** Short task **
List each line in which the string "screenshot" appears.

** Stored rows **
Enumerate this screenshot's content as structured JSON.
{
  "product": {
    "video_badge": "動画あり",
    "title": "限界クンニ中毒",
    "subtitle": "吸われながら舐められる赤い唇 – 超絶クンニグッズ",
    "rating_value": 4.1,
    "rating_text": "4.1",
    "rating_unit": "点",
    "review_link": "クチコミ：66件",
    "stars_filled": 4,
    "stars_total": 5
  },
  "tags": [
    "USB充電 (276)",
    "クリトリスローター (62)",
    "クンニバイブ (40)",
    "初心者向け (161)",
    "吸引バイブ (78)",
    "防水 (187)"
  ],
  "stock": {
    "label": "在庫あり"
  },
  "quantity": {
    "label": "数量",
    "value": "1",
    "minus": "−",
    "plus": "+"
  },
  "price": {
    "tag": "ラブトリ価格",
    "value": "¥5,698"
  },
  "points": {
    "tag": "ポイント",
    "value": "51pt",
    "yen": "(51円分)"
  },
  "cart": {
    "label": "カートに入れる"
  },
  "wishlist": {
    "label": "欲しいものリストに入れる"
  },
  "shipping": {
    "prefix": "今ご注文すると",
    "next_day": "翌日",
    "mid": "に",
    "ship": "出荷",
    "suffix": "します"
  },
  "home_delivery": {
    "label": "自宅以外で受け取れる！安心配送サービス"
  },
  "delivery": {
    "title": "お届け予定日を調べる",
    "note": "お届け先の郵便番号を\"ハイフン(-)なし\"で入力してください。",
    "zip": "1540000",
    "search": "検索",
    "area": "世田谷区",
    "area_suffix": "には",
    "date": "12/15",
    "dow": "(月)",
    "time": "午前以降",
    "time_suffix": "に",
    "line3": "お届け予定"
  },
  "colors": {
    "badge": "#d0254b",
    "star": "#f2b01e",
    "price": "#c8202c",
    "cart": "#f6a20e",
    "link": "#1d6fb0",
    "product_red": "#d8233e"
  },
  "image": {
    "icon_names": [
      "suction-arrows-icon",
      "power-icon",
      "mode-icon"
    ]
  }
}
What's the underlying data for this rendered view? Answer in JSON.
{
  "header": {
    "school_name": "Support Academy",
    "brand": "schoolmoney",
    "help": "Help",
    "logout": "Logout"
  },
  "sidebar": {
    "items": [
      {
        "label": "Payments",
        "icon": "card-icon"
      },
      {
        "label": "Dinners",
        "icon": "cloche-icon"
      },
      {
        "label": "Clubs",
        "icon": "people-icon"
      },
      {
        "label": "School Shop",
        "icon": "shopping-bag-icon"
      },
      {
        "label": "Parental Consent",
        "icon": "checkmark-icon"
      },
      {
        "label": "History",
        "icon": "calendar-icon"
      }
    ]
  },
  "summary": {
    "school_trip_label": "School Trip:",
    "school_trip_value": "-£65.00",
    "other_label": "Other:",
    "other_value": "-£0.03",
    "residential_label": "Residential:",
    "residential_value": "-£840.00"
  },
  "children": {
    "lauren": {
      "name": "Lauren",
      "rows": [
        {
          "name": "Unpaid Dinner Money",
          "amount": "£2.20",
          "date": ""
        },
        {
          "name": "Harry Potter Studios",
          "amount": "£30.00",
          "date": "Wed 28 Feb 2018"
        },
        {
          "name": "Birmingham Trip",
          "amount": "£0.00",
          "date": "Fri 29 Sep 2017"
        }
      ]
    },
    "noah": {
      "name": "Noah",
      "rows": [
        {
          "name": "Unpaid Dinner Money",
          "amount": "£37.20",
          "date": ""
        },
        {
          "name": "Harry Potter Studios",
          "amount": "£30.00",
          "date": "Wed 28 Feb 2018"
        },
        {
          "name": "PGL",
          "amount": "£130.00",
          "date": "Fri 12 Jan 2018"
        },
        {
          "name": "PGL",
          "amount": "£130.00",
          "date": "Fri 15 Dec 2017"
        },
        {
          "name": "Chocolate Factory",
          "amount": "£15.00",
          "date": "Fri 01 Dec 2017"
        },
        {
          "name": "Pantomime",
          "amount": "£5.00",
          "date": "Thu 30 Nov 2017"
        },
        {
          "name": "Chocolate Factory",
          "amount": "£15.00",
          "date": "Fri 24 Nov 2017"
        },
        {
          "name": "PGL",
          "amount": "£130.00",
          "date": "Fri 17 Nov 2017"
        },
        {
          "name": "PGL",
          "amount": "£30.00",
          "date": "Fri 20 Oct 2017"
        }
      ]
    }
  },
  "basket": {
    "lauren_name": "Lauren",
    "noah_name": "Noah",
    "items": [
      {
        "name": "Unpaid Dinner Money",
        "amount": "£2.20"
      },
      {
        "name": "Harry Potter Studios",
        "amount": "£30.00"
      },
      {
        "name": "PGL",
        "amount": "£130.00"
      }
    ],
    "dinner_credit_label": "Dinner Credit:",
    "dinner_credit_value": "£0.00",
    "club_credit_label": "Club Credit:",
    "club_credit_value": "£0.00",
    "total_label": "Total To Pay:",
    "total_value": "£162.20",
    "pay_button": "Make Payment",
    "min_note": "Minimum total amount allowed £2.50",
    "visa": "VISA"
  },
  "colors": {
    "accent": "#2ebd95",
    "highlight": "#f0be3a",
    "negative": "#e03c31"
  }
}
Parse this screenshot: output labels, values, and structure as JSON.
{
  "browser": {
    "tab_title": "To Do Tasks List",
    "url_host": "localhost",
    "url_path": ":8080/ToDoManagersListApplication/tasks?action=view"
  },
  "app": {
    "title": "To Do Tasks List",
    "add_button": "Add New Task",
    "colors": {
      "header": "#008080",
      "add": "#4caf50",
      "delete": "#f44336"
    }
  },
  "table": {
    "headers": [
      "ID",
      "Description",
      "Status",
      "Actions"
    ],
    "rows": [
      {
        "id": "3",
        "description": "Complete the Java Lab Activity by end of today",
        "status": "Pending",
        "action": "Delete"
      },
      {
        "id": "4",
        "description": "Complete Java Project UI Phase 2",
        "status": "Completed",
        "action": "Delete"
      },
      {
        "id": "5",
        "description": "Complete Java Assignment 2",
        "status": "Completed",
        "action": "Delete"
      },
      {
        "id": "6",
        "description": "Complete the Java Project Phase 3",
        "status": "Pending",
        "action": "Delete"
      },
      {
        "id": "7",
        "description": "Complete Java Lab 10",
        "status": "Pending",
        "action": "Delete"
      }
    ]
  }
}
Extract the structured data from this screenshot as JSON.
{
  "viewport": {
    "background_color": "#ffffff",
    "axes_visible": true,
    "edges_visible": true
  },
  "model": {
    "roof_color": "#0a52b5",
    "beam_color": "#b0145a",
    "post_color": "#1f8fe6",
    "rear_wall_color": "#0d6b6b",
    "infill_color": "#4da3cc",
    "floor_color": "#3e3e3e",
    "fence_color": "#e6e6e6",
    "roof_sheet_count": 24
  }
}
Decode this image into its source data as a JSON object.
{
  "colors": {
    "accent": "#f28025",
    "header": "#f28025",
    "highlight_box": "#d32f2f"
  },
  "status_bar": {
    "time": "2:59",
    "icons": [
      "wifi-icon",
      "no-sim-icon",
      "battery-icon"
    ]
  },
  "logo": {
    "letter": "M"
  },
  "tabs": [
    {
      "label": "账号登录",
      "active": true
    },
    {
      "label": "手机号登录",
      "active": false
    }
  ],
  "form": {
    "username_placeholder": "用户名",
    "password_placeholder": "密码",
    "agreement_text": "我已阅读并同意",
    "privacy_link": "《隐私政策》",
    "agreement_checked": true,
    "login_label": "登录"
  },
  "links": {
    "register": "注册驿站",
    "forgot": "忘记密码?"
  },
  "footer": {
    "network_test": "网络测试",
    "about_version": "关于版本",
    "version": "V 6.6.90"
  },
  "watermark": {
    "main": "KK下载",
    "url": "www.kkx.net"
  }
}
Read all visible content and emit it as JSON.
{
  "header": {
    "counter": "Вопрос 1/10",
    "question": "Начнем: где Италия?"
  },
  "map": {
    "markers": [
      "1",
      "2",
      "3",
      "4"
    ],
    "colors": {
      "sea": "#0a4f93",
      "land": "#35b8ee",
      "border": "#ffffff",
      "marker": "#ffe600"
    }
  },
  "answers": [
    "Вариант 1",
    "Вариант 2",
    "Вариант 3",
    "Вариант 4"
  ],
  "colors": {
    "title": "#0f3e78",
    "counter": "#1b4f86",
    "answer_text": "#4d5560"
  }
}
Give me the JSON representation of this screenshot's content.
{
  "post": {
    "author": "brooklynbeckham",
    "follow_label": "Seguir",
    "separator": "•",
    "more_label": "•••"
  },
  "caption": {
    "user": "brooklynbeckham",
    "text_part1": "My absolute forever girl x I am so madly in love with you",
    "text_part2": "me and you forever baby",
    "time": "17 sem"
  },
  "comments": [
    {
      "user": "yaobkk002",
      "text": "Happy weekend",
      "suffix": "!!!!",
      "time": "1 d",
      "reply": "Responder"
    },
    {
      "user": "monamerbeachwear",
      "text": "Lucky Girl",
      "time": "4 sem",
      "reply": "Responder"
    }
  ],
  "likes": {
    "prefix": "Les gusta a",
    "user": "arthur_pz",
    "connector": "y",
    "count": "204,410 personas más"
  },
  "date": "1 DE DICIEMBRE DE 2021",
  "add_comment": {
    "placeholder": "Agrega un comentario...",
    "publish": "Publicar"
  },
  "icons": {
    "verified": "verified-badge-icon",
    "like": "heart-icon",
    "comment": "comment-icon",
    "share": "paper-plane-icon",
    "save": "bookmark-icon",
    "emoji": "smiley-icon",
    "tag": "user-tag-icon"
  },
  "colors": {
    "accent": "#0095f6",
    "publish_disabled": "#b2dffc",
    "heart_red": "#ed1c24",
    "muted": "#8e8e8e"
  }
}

** Solution for this exercise **
Enumerate this screenshot's content as structured JSON.
Parse this screenshot: output labels, values, and structure as JSON.
Extract the structured data from this screenshot as JSON.
Give me the JSON representation of this screenshot's content.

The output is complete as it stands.